**GOAL**
Using the entries that follow, collect the lines where the word "조사구에서" appears.

**GIVEN INFORMATION**
/---

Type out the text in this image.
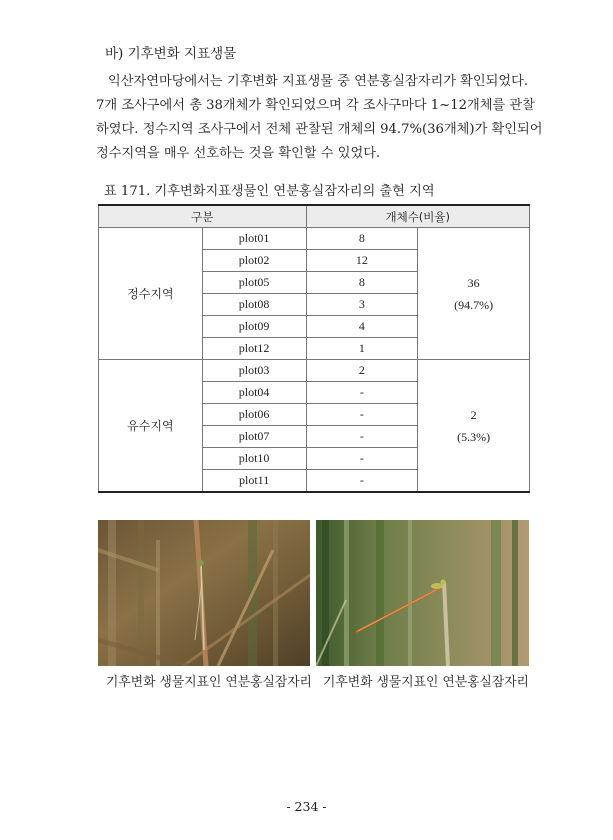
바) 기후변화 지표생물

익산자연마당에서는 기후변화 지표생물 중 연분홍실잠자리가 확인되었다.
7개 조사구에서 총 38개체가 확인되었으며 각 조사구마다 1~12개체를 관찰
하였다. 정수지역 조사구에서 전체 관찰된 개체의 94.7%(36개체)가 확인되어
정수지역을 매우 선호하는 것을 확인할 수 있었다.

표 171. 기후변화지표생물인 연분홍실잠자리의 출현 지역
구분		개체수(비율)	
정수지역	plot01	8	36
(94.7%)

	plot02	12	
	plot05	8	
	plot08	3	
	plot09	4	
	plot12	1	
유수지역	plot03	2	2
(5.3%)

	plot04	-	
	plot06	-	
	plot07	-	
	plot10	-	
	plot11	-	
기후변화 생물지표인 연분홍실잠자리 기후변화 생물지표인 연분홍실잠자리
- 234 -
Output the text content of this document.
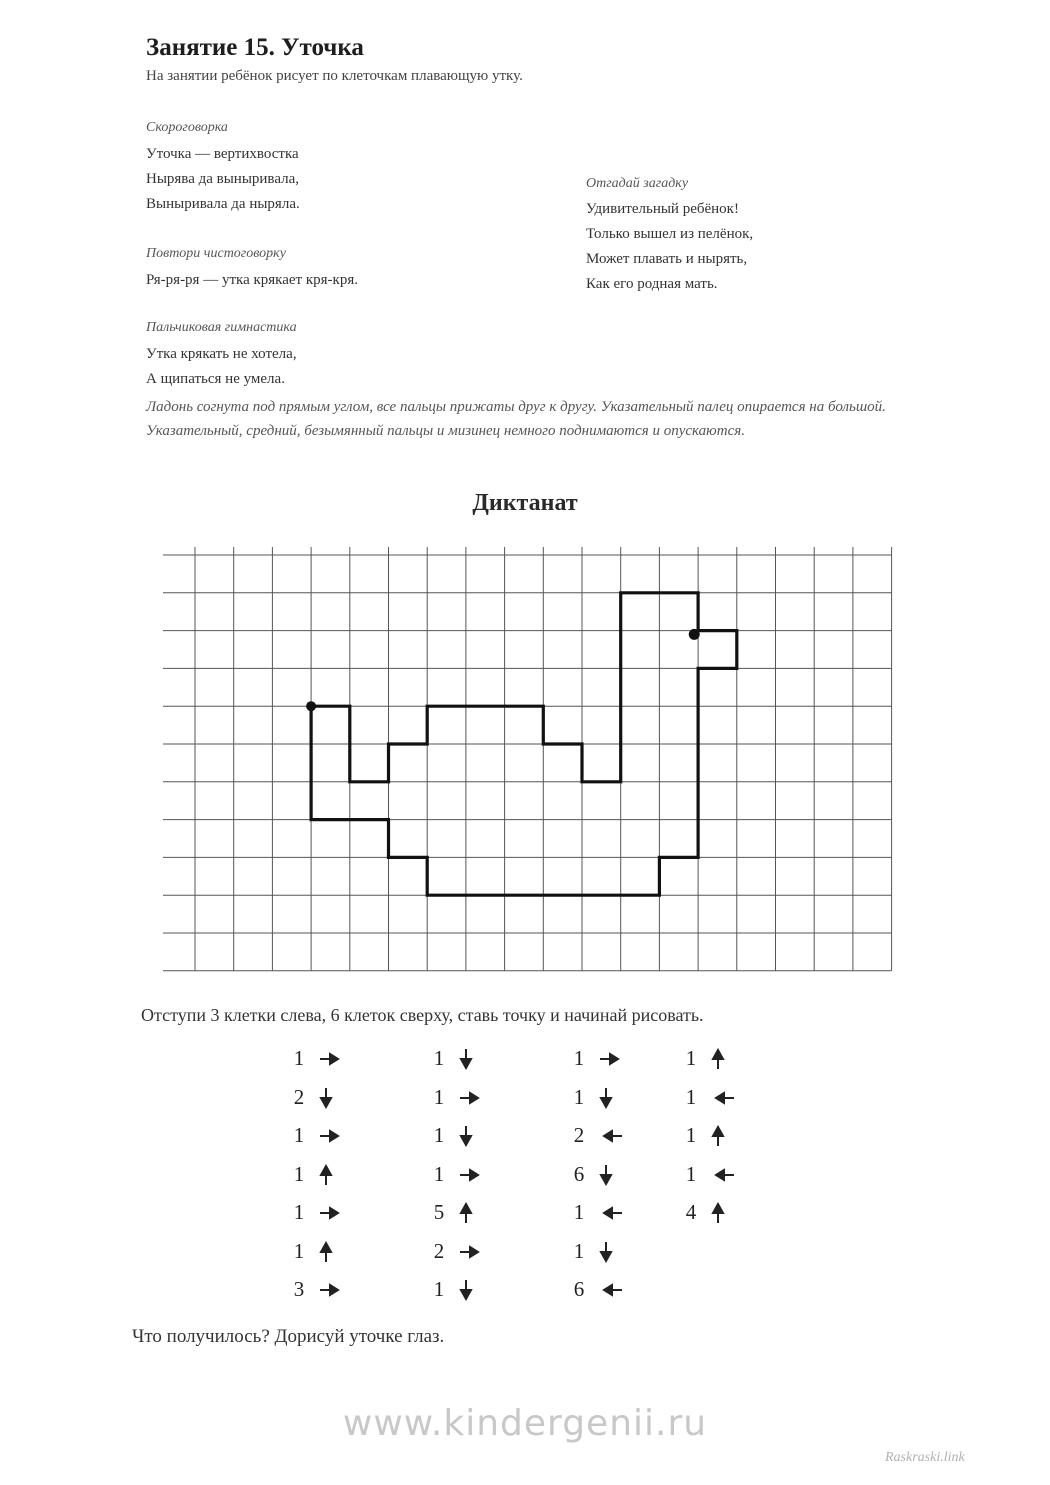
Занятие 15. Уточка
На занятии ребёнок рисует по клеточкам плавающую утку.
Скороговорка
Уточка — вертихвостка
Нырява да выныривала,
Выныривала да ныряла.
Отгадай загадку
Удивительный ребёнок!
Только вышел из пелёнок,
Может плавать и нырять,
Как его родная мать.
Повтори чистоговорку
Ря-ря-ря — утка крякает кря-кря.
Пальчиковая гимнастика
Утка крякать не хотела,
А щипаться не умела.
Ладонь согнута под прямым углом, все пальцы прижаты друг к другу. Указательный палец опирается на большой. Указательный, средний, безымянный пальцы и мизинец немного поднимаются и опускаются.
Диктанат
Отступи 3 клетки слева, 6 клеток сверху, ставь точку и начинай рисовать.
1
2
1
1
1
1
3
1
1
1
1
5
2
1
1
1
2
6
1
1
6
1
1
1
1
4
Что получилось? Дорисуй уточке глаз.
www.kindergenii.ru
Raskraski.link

\---

**ANSWER TO THIS PROBLEM**
7개 조사구에서 총 38개체가 확인되었으며 각 조사구마다 1~12개체를 관찰
하였다. 정수지역 조사구에서 전체 관찰된 개체의 94.7%(36개체)가 확인되어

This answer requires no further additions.